» Exercise instructions: Output the material word for word. Leave each picture out.

» Stored data:
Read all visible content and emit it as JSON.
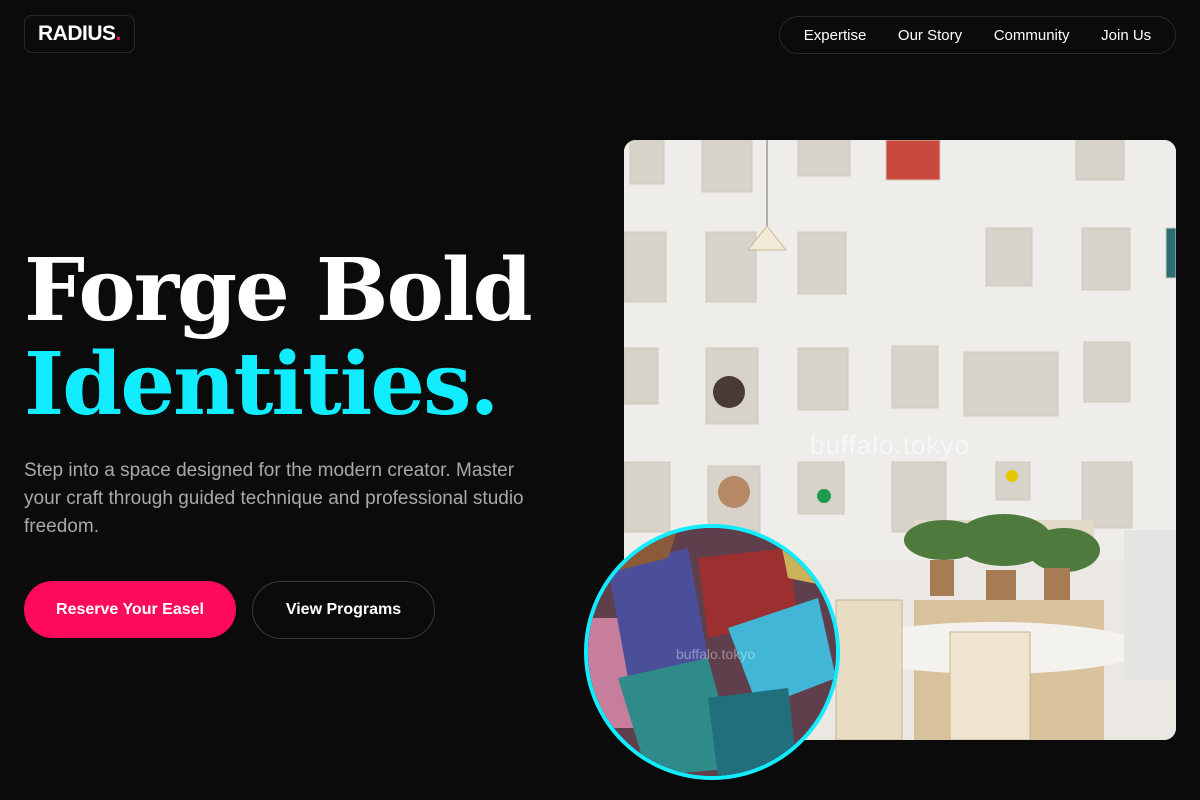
{
  "brand": {
    "name": "RADIUS",
    "dot": "."
  },
  "nav": {
    "items": [
      "Expertise",
      "Our Story",
      "Community",
      "Join Us"
    ]
  },
  "hero": {
    "title_line1": "Forge Bold",
    "title_line2": "Identities.",
    "description": "Step into a space designed for the modern creator. Master your craft through guided technique and professional studio freedom.",
    "primary_cta": "Reserve Your Easel",
    "secondary_cta": "View Programs"
  },
  "images": {
    "studio_alt": "Studio wall with clipboards, plants and tables",
    "studio_watermark": "buffalo.tokyo",
    "brushes_alt": "Close-up of paint brushes",
    "brushes_watermark": "buffalo.tokyo"
  },
  "colors": {
    "accent": "#12ecff",
    "brand": "#ff0a5c",
    "background": "#0b0b0c"
  }
}
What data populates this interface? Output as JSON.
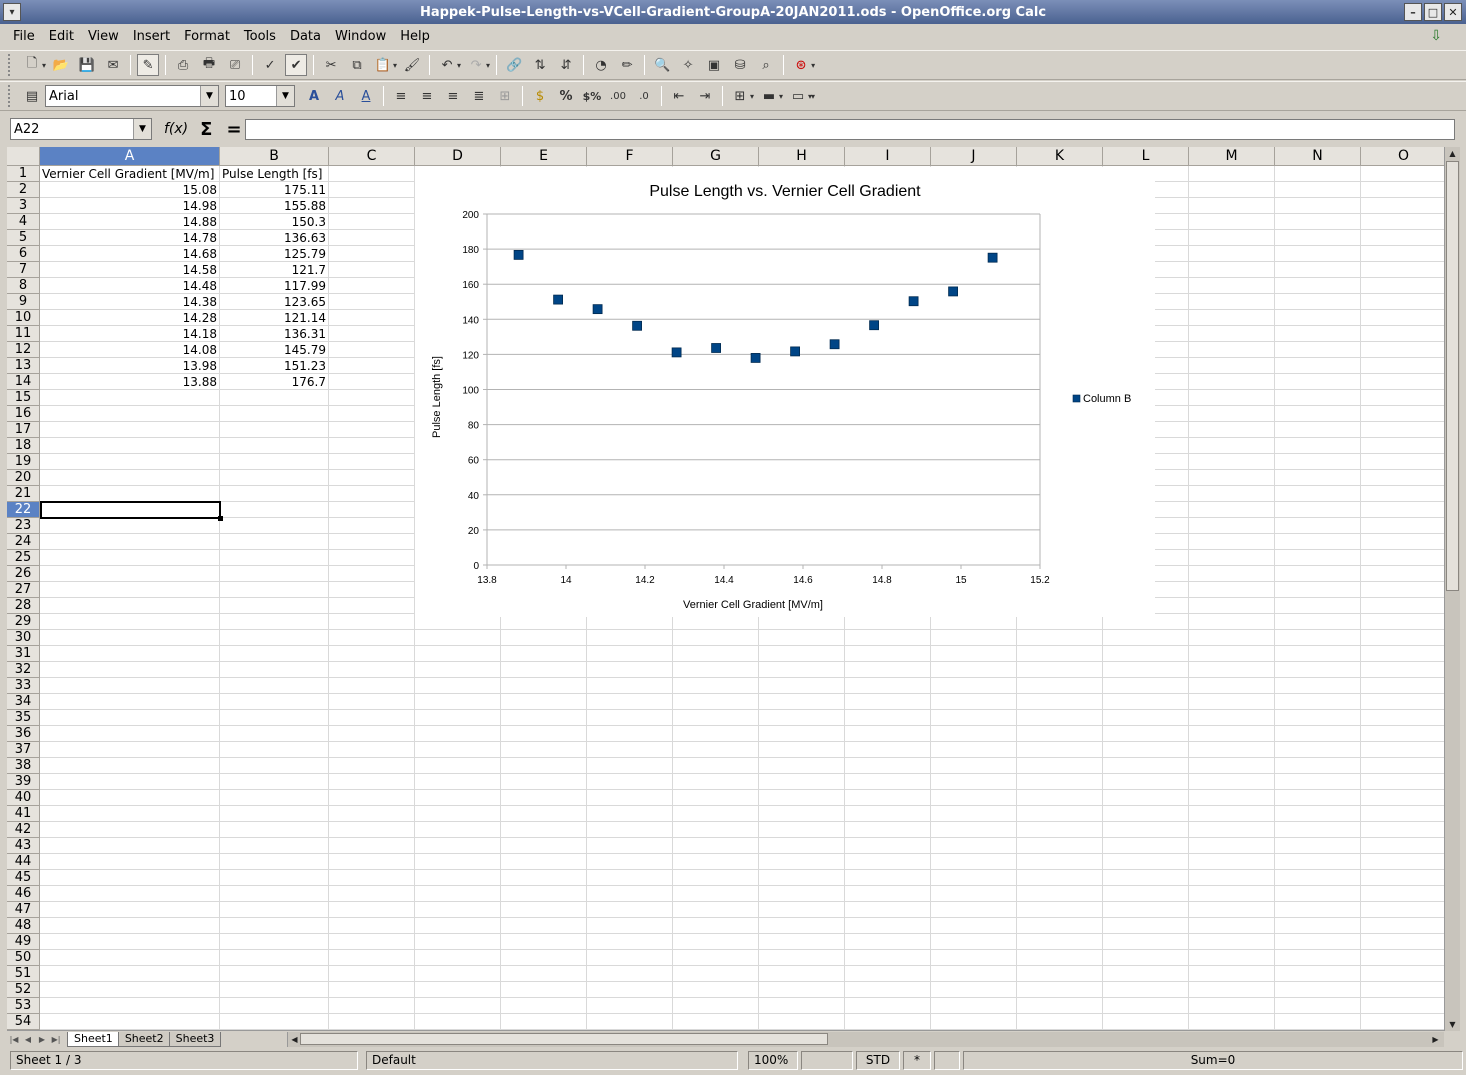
{
  "window": {
    "title": "Happek-Pulse-Length-vs-VCell-Gradient-GroupA-20JAN2011.ods - OpenOffice.org Calc"
  },
  "menu": [
    "File",
    "Edit",
    "View",
    "Insert",
    "Format",
    "Tools",
    "Data",
    "Window",
    "Help"
  ],
  "formatting": {
    "font_name": "Arial",
    "font_size": "10"
  },
  "formula_bar": {
    "cell_reference": "A22",
    "content": ""
  },
  "columns": [
    "A",
    "B",
    "C",
    "D",
    "E",
    "F",
    "G",
    "H",
    "I",
    "J",
    "K",
    "L",
    "M",
    "N",
    "O"
  ],
  "rows_visible": [
    "1",
    "2",
    "3",
    "4",
    "5",
    "6",
    "7",
    "8",
    "9",
    "10",
    "11",
    "12",
    "13",
    "14",
    "15",
    "16",
    "17",
    "18",
    "19",
    "20",
    "21",
    "22",
    "23",
    "24",
    "25",
    "26",
    "27",
    "28",
    "29",
    "30",
    "31",
    "32",
    "33",
    "34",
    "35",
    "36",
    "37",
    "38",
    "39",
    "40",
    "41",
    "42",
    "43",
    "44",
    "45",
    "46",
    "47",
    "48",
    "49",
    "50",
    "51",
    "52",
    "53",
    "54"
  ],
  "active_cell": {
    "column": "A",
    "row": "22"
  },
  "sheet": {
    "headers": [
      "Vernier Cell Gradient [MV/m]",
      "Pulse Length [fs]"
    ],
    "rows": [
      [
        "15.08",
        "175.11"
      ],
      [
        "14.98",
        "155.88"
      ],
      [
        "14.88",
        "150.3"
      ],
      [
        "14.78",
        "136.63"
      ],
      [
        "14.68",
        "125.79"
      ],
      [
        "14.58",
        "121.7"
      ],
      [
        "14.48",
        "117.99"
      ],
      [
        "14.38",
        "123.65"
      ],
      [
        "14.28",
        "121.14"
      ],
      [
        "14.18",
        "136.31"
      ],
      [
        "14.08",
        "145.79"
      ],
      [
        "13.98",
        "151.23"
      ],
      [
        "13.88",
        "176.7"
      ]
    ]
  },
  "chart_data": {
    "type": "scatter",
    "title": "Pulse Length vs. Vernier Cell Gradient",
    "xlabel": "Vernier Cell Gradient [MV/m]",
    "ylabel": "Pulse Length [fs]",
    "xlim": [
      13.8,
      15.2
    ],
    "ylim": [
      0,
      200
    ],
    "x_ticks": [
      "13.8",
      "14",
      "14.2",
      "14.4",
      "14.6",
      "14.8",
      "15",
      "15.2"
    ],
    "y_ticks": [
      "0",
      "20",
      "40",
      "60",
      "80",
      "100",
      "120",
      "140",
      "160",
      "180",
      "200"
    ],
    "grid": "horizontal",
    "legend": "right",
    "series": [
      {
        "name": "Column B",
        "color": "#004586",
        "x": [
          15.08,
          14.98,
          14.88,
          14.78,
          14.68,
          14.58,
          14.48,
          14.38,
          14.28,
          14.18,
          14.08,
          13.98,
          13.88
        ],
        "y": [
          175.11,
          155.88,
          150.3,
          136.63,
          125.79,
          121.7,
          117.99,
          123.65,
          121.14,
          136.31,
          145.79,
          151.23,
          176.7
        ]
      }
    ]
  },
  "sheet_tabs": [
    "Sheet1",
    "Sheet2",
    "Sheet3"
  ],
  "status": {
    "sheet_position": "Sheet 1 / 3",
    "page_style": "Default",
    "zoom": "100%",
    "selection_mode": "STD",
    "modified": "*",
    "sum": "Sum=0"
  }
}
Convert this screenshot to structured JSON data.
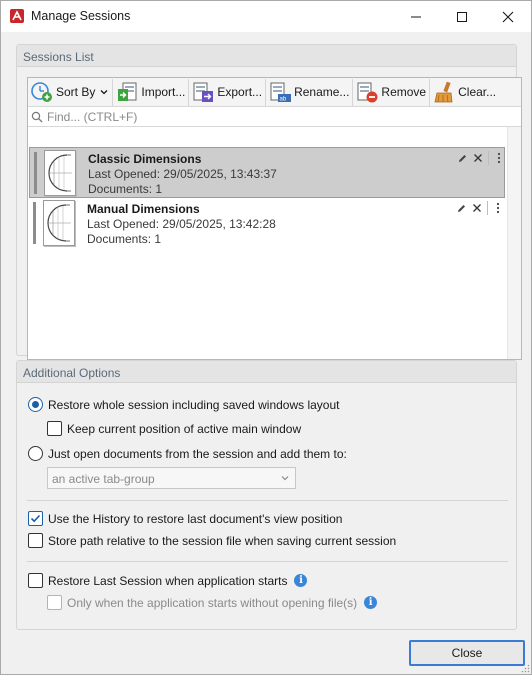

» Answer for the task:
Read all visible content and emit it as JSON.
{
  "brand": {
    "name": "RADIUS",
    "dot": "."
  },
  "nav": {
    "items": [
      "Expertise",
      "Our Story",
      "Community",
      "Join Us"
    ]
  },
  "hero": {
    "title_line1": "Forge Bold",
    "title_line2": "Identities.",
    "description": "Step into a space designed for the modern creator. Master your craft through guided technique and professional studio freedom.",
    "primary_cta": "Reserve Your Easel",
    "secondary_cta": "View Programs"
  },
  "images": {
    "studio_alt": "Studio wall with clipboards, plants and tables",
    "studio_watermark": "buffalo.tokyo",
    "brushes_alt": "Close-up of paint brushes",
    "brushes_watermark": "buffalo.tokyo"
  },
  "colors": {
    "accent": "#12ecff",
    "brand": "#ff0a5c",
    "background": "#0b0b0c"
  }
}
What data populates this interface? Output as JSON.
{
  "window": {
    "title": "Happek-Pulse-Length-vs-VCell-Gradient-GroupA-20JAN2011.ods - OpenOffice.org Calc"
  },
  "menu": [
    "File",
    "Edit",
    "View",
    "Insert",
    "Format",
    "Tools",
    "Data",
    "Window",
    "Help"
  ],
  "formatting": {
    "font_name": "Arial",
    "font_size": "10"
  },
  "formula_bar": {
    "cell_reference": "A22",
    "content": ""
  },
  "columns": [
    "A",
    "B",
    "C",
    "D",
    "E",
    "F",
    "G",
    "H",
    "I",
    "J",
    "K",
    "L",
    "M",
    "N",
    "O"
  ],
  "rows_visible": [
    "1",
    "2",
    "3",
    "4",
    "5",
    "6",
    "7",
    "8",
    "9",
    "10",
    "11",
    "12",
    "13",
    "14",
    "15",
    "16",
    "17",
    "18",
    "19",
    "20",
    "21",
    "22",
    "23",
    "24",
    "25",
    "26",
    "27",
    "28",
    "29",
    "30",
    "31",
    "32",
    "33",
    "34",
    "35",
    "36",
    "37",
    "38",
    "39",
    "40",
    "41",
    "42",
    "43",
    "44",
    "45",
    "46",
    "47",
    "48",
    "49",
    "50",
    "51",
    "52",
    "53",
    "54"
  ],
  "active_cell": {
    "column": "A",
    "row": "22"
  },
  "sheet": {
    "headers": [
      "Vernier Cell Gradient [MV/m]",
      "Pulse Length [fs]"
    ],
    "rows": [
      [
        "15.08",
        "175.11"
      ],
      [
        "14.98",
        "155.88"
      ],
      [
        "14.88",
        "150.3"
      ],
      [
        "14.78",
        "136.63"
      ],
      [
        "14.68",
        "125.79"
      ],
      [
        "14.58",
        "121.7"
      ],
      [
        "14.48",
        "117.99"
      ],
      [
        "14.38",
        "123.65"
      ],
      [
        "14.28",
        "121.14"
      ],
      [
        "14.18",
        "136.31"
      ],
      [
        "14.08",
        "145.79"
      ],
      [
        "13.98",
        "151.23"
      ],
      [
        "13.88",
        "176.7"
      ]
    ]
  },
  "chart_data": {
    "type": "scatter",
    "title": "Pulse Length vs. Vernier Cell Gradient",
    "xlabel": "Vernier Cell Gradient [MV/m]",
    "ylabel": "Pulse Length [fs]",
    "xlim": [
      13.8,
      15.2
    ],
    "ylim": [
      0,
      200
    ],
    "x_ticks": [
      "13.8",
      "14",
      "14.2",
      "14.4",
      "14.6",
      "14.8",
      "15",
      "15.2"
    ],
    "y_ticks": [
      "0",
      "20",
      "40",
      "60",
      "80",
      "100",
      "120",
      "140",
      "160",
      "180",
      "200"
    ],
    "grid": "horizontal",
    "legend": "right",
    "series": [
      {
        "name": "Column B",
        "color": "#004586",
        "x": [
          15.08,
          14.98,
          14.88,
          14.78,
          14.68,
          14.58,
          14.48,
          14.38,
          14.28,
          14.18,
          14.08,
          13.98,
          13.88
        ],
        "y": [
          175.11,
          155.88,
          150.3,
          136.63,
          125.79,
          121.7,
          117.99,
          123.65,
          121.14,
          136.31,
          145.79,
          151.23,
          176.7
        ]
      }
    ]
  },
  "sheet_tabs": [
    "Sheet1",
    "Sheet2",
    "Sheet3"
  ],
  "status": {
    "sheet_position": "Sheet 1 / 3",
    "page_style": "Default",
    "zoom": "100%",
    "selection_mode": "STD",
    "modified": "*",
    "sum": "Sum=0"
  }
}
Convert this screenshot to structured JSON data.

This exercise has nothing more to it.